• **Written task**:
Lines that contain "content" are to be counted; give only their number.

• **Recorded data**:
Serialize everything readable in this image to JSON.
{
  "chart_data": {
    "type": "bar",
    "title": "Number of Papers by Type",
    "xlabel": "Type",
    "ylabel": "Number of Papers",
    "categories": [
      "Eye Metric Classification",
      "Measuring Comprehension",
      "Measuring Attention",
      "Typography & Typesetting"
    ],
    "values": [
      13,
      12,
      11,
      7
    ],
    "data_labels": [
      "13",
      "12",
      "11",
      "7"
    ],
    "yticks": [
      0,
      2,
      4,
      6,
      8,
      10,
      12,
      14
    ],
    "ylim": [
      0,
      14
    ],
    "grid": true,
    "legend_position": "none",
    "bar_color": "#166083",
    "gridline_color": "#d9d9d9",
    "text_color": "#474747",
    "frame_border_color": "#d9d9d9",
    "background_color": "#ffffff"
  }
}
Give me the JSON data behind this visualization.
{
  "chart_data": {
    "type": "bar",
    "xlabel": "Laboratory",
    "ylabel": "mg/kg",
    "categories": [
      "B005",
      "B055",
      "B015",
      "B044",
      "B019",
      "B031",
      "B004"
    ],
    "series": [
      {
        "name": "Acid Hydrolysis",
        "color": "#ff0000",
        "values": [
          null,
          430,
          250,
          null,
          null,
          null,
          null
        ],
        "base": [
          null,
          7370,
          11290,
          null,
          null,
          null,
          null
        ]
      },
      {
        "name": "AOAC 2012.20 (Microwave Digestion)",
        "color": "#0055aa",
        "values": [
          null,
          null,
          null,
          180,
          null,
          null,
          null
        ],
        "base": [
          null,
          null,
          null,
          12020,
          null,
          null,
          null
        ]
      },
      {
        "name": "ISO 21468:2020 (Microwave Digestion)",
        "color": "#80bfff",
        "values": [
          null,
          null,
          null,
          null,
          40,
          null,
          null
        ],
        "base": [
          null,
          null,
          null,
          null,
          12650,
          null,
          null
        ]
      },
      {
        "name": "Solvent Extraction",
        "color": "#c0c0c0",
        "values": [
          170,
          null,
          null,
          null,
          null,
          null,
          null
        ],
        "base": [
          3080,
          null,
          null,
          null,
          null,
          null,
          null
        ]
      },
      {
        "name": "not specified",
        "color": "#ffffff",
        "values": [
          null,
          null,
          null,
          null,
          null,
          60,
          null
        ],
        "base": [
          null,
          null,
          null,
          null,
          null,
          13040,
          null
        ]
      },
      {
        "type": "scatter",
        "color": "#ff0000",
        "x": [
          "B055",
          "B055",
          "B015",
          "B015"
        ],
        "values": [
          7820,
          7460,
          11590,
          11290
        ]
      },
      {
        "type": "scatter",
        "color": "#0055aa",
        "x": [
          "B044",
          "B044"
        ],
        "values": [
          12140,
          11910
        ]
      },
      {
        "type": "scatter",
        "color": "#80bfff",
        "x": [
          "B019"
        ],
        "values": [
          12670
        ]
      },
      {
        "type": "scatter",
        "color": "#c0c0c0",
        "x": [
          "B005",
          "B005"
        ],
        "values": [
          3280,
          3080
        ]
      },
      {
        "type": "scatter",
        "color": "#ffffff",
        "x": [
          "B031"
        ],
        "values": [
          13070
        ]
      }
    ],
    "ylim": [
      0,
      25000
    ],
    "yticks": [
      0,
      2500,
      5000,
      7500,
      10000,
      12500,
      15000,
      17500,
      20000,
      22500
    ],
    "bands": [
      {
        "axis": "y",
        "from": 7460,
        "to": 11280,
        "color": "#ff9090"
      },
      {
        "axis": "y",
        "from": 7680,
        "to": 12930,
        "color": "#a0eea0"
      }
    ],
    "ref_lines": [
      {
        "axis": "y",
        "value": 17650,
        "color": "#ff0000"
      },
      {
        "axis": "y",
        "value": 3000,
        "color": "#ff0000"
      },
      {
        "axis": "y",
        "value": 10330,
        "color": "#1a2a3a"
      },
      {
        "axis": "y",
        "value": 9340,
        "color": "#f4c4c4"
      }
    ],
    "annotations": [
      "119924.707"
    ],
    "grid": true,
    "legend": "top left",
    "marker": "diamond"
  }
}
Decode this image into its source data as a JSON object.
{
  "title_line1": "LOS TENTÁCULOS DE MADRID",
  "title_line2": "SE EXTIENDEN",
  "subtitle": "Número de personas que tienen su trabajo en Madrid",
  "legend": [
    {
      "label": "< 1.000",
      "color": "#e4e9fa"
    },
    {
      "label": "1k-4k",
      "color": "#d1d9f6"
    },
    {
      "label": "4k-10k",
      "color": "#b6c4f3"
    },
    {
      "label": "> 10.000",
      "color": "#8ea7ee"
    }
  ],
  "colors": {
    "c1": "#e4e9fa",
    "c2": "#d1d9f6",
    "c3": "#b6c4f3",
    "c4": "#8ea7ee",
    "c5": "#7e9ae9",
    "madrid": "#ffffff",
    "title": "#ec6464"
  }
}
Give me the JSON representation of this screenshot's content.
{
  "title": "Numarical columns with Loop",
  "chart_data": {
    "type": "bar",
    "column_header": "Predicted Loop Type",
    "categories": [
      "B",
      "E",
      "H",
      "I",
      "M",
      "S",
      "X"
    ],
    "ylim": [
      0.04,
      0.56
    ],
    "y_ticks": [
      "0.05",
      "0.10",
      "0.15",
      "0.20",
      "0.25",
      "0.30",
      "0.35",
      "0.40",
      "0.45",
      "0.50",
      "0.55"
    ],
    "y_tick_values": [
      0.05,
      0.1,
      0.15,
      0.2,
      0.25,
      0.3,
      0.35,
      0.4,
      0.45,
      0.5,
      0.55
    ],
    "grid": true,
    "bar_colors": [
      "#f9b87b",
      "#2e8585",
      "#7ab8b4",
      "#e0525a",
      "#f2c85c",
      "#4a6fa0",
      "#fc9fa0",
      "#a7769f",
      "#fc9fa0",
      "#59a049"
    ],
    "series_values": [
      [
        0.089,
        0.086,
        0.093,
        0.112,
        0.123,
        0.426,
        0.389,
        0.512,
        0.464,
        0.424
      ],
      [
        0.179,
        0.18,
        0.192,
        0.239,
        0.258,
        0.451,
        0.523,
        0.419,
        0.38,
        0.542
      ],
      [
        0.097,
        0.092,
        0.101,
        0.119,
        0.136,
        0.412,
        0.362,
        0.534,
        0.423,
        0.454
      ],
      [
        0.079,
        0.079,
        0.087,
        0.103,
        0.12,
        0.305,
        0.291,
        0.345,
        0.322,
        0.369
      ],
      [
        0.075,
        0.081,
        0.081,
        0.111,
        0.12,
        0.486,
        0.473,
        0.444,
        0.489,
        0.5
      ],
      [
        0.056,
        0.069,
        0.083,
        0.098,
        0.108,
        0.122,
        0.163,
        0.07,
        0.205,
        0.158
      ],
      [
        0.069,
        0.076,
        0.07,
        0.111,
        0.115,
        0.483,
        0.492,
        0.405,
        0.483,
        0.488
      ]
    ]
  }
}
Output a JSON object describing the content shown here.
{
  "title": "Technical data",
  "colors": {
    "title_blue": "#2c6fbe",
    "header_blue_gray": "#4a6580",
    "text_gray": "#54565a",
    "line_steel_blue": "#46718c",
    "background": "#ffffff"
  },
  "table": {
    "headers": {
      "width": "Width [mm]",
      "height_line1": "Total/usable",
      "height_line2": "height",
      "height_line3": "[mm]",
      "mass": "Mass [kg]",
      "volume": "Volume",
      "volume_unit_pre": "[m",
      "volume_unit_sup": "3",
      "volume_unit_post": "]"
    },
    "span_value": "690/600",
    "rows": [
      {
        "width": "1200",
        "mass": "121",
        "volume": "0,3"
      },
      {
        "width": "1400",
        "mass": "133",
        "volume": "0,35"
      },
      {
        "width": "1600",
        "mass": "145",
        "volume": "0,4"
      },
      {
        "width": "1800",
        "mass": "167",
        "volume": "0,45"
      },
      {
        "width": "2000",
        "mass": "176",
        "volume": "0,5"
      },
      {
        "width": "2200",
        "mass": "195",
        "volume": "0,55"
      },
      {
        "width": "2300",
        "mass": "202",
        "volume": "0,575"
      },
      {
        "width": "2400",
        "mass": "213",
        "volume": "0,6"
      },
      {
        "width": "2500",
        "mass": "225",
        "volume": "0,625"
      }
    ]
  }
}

• **Solution to the problem**:
2